WHAT TO PRODUCE: Note each line of the listing that contains the string "Высота", and copy it.

(Data excerpts)
****
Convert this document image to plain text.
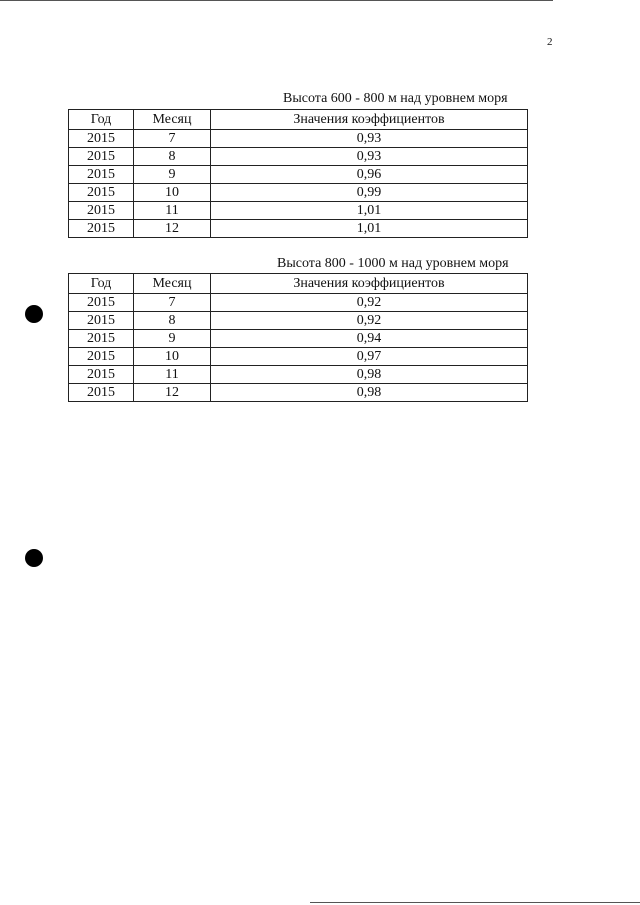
2
Высота 600 - 800 м над уровнем моря
Год	Месяц	Значения коэффициентов
2015	7	0,93
2015	8	0,93
2015	9	0,96
2015	10	0,99
2015	11	1,01
2015	12	1,01
Высота 800 - 1000 м над уровнем моря
Год	Месяц	Значения коэффициентов
2015	7	0,92
2015	8	0,92
2015	9	0,94
2015	10	0,97
2015	11	0,98
2015	12	0,98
****
EXERCISE RESULT:
Высота 600 - 800 м над уровнем моря
Высота 800 - 1000 м над уровнем моря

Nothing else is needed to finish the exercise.